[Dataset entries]
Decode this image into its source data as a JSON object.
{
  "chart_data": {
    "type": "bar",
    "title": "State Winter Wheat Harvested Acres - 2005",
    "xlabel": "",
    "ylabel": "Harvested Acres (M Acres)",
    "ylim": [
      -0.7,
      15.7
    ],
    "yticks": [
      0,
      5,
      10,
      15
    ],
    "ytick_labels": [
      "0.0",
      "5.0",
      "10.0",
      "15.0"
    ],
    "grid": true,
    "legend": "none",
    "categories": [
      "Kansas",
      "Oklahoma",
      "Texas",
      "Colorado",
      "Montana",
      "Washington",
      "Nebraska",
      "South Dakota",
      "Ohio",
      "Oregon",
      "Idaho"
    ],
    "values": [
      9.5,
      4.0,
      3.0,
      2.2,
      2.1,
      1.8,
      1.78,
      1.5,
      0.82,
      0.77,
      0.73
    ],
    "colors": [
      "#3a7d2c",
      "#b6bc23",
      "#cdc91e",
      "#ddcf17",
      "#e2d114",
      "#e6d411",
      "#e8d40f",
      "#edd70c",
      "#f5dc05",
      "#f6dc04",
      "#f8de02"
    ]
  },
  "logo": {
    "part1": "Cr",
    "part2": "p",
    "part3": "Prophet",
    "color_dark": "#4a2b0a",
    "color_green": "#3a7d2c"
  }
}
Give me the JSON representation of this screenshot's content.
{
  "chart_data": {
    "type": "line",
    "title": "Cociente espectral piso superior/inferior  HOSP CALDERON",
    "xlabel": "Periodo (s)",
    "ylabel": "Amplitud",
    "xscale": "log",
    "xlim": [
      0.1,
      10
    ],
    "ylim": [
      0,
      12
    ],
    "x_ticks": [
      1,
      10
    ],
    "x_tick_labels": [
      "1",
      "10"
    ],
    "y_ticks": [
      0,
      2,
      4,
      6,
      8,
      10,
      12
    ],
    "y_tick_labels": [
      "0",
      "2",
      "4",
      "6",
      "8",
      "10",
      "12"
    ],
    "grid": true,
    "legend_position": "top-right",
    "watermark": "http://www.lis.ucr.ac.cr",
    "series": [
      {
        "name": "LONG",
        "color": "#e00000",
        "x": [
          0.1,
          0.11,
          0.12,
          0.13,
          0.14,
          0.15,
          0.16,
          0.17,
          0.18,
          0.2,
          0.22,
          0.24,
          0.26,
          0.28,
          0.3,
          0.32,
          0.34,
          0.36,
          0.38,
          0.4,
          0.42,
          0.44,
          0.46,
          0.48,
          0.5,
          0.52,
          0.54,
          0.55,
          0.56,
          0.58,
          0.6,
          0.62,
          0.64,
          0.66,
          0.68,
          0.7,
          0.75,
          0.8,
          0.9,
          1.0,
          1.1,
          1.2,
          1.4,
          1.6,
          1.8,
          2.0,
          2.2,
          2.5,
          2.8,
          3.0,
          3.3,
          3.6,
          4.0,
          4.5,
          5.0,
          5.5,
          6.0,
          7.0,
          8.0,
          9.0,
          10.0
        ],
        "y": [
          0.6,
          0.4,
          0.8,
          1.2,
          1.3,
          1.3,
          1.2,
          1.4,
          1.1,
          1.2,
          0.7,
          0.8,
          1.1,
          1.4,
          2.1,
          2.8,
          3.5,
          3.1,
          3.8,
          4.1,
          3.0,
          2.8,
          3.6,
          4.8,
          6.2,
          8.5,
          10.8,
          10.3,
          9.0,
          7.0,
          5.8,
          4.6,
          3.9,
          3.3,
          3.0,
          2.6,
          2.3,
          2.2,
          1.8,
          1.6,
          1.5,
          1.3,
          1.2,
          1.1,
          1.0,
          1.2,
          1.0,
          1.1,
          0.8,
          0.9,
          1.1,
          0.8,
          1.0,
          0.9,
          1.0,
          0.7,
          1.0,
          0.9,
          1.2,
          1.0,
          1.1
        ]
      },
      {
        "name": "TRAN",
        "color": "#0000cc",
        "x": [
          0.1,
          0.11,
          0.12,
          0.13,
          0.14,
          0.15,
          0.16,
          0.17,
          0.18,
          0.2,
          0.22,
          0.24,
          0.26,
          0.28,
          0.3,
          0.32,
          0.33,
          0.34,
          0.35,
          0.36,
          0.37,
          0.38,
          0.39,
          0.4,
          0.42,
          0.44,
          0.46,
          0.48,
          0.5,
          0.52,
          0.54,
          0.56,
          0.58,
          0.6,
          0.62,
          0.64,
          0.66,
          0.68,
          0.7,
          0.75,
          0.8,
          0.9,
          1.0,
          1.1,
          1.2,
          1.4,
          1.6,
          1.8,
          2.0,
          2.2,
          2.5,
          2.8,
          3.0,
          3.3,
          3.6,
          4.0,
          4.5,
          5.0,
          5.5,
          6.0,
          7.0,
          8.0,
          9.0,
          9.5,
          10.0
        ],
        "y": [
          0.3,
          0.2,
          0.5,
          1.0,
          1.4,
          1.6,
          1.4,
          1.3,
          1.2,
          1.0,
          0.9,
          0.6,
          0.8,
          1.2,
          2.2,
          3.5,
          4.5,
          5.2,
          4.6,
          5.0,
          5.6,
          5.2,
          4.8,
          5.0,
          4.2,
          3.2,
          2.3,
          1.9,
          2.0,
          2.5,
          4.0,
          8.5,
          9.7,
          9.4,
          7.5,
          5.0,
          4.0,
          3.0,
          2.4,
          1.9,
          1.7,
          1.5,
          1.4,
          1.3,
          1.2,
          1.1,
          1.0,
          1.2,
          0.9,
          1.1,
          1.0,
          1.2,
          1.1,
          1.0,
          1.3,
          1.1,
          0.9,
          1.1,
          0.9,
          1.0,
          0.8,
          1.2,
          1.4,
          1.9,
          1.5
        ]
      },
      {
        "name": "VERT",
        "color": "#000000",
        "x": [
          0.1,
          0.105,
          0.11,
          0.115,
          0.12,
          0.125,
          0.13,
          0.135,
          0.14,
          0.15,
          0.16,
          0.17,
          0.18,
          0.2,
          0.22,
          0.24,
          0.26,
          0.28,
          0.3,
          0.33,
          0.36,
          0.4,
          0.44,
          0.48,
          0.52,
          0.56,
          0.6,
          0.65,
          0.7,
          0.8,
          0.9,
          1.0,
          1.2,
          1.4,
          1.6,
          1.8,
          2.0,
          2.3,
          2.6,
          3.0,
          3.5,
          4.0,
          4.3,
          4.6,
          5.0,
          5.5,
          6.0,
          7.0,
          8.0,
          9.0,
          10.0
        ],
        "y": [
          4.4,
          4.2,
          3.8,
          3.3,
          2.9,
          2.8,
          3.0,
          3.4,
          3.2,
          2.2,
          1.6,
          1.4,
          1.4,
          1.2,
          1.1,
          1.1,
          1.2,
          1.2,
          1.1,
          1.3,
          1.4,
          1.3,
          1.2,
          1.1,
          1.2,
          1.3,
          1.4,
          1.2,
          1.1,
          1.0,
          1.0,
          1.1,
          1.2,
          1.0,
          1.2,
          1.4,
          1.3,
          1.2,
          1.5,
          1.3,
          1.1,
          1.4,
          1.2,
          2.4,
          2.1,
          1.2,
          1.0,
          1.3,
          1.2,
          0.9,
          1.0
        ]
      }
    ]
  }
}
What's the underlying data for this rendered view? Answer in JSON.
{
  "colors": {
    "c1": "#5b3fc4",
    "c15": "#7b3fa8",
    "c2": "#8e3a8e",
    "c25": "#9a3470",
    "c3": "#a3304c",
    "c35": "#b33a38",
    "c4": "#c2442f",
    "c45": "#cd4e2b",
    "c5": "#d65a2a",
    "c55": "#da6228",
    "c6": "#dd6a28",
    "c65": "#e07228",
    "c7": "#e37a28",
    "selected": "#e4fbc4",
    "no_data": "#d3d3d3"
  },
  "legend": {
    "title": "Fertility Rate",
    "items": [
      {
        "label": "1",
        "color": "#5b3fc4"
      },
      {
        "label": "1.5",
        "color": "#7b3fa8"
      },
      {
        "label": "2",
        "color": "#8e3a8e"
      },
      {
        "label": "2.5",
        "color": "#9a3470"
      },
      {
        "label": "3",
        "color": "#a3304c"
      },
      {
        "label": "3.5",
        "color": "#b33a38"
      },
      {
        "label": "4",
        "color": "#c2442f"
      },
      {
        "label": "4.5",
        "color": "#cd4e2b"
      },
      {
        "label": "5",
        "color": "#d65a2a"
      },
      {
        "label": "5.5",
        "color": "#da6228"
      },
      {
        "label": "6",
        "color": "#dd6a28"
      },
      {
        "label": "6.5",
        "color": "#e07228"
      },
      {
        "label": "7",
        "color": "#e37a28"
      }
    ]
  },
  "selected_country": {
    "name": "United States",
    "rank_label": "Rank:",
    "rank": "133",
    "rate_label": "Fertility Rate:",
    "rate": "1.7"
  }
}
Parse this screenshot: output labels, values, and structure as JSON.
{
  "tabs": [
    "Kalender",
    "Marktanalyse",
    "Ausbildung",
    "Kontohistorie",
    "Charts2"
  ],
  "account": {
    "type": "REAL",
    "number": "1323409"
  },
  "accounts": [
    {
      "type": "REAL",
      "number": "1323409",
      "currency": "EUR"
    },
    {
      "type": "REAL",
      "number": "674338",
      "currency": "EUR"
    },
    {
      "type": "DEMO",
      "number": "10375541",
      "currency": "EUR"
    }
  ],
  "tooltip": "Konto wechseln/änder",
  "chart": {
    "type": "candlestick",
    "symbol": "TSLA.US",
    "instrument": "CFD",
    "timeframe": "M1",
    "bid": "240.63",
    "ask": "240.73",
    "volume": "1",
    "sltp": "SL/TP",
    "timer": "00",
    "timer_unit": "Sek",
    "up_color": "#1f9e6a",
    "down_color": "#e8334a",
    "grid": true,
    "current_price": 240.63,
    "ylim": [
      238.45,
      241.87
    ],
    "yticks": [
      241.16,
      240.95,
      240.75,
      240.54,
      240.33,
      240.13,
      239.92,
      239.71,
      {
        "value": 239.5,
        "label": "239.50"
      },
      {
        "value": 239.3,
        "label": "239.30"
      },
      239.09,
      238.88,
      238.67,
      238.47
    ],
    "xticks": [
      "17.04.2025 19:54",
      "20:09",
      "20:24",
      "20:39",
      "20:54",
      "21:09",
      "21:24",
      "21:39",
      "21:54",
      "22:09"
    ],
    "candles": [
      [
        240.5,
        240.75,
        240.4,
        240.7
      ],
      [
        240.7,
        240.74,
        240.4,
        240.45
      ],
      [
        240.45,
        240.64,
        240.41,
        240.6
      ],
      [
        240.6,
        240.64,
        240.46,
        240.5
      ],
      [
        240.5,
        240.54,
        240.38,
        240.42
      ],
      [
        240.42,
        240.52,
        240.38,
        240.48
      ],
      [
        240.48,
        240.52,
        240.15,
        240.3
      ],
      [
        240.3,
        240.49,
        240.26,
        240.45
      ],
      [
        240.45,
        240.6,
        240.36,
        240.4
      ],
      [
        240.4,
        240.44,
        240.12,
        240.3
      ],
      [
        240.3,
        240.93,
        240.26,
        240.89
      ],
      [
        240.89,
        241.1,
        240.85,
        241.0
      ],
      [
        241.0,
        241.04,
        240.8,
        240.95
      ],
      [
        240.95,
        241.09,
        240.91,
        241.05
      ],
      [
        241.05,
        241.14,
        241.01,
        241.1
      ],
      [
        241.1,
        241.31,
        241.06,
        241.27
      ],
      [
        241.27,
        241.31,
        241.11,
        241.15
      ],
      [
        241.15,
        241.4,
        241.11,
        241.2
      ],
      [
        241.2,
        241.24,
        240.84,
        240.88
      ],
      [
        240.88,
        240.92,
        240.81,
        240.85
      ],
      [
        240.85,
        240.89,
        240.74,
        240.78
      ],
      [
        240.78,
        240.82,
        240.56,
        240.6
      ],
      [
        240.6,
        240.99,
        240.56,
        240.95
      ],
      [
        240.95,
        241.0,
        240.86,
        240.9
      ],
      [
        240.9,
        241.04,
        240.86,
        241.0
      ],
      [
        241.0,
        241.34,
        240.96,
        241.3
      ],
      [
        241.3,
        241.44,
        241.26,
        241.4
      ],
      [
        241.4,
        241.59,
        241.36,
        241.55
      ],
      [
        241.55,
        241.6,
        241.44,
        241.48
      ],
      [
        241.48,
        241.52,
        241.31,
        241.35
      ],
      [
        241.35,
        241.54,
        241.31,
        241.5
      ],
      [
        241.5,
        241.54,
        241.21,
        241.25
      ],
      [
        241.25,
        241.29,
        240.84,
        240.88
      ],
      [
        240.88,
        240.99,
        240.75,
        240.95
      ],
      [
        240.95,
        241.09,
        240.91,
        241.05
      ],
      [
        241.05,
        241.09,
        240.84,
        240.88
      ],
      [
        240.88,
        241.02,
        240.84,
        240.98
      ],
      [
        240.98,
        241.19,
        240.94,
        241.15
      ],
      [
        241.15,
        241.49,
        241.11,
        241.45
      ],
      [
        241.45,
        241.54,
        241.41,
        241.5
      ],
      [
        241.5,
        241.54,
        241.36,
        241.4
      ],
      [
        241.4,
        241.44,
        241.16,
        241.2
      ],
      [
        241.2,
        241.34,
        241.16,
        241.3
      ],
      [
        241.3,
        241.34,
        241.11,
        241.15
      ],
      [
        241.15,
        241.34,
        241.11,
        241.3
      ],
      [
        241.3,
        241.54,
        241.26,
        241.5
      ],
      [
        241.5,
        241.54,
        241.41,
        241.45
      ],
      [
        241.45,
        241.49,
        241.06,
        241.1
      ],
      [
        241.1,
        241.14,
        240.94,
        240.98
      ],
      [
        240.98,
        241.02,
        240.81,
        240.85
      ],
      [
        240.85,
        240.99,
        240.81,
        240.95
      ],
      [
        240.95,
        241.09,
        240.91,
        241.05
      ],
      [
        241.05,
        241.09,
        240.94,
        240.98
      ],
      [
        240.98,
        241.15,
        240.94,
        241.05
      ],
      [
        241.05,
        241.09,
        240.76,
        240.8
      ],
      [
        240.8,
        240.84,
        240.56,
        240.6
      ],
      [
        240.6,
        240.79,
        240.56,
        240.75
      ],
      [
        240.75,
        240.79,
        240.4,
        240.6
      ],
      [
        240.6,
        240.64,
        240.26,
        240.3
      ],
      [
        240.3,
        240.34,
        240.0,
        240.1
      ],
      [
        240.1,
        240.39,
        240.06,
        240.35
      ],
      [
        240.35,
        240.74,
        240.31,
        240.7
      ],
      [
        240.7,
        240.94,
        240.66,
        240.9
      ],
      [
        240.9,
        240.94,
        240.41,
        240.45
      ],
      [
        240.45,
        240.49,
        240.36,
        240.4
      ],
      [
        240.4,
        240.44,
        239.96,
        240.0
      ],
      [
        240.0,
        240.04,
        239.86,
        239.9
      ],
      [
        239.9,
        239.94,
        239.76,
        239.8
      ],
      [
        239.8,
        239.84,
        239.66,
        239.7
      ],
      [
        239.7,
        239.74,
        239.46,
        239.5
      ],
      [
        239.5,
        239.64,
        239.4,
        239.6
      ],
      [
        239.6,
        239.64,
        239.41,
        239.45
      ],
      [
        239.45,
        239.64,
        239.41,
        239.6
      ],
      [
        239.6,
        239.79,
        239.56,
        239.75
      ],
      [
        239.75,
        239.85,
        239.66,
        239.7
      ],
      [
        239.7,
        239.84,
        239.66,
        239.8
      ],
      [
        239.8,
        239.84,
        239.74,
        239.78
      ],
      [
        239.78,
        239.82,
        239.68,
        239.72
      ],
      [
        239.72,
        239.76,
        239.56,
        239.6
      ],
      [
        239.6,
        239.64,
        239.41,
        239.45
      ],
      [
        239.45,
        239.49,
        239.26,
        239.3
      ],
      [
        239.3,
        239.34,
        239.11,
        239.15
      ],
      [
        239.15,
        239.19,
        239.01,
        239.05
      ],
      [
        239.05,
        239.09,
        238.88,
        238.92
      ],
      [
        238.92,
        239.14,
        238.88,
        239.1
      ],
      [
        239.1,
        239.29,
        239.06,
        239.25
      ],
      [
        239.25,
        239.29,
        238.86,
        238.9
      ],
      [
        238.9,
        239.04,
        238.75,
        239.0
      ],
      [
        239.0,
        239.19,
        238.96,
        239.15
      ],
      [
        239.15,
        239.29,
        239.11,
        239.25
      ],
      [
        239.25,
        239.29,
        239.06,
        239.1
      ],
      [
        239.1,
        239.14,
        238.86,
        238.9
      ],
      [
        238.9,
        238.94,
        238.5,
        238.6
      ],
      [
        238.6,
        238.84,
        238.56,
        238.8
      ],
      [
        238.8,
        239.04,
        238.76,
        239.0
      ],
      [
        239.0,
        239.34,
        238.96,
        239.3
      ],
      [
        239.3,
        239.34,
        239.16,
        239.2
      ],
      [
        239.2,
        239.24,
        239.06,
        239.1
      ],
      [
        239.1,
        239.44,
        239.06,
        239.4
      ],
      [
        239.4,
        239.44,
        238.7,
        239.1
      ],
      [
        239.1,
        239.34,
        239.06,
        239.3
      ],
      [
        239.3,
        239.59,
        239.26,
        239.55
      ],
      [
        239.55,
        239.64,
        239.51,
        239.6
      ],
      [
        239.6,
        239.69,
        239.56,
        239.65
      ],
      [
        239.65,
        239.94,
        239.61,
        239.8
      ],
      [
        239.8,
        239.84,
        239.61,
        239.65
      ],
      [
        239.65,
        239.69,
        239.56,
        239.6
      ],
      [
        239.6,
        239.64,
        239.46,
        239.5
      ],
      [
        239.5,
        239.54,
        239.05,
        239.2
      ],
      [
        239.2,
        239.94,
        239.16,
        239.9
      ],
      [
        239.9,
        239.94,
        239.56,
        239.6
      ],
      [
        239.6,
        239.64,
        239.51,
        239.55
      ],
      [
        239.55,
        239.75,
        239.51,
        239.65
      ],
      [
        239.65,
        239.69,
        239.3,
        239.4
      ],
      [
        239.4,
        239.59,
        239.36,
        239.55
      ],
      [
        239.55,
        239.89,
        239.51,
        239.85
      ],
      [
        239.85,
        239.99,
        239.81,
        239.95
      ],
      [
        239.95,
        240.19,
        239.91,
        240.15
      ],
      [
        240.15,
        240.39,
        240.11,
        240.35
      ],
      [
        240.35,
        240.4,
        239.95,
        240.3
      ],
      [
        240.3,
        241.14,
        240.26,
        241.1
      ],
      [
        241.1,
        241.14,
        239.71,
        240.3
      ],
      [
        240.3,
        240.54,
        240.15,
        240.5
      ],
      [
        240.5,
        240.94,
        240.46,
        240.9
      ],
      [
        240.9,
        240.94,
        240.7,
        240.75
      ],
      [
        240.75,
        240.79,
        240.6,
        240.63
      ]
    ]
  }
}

*Your objective:* Scan the entries above for the word "Acres" and collect each line holding it.

*Reply:*
    "title": "State Winter Wheat Harvested Acres - 2005",
    "ylabel": "Harvested Acres (M Acres)",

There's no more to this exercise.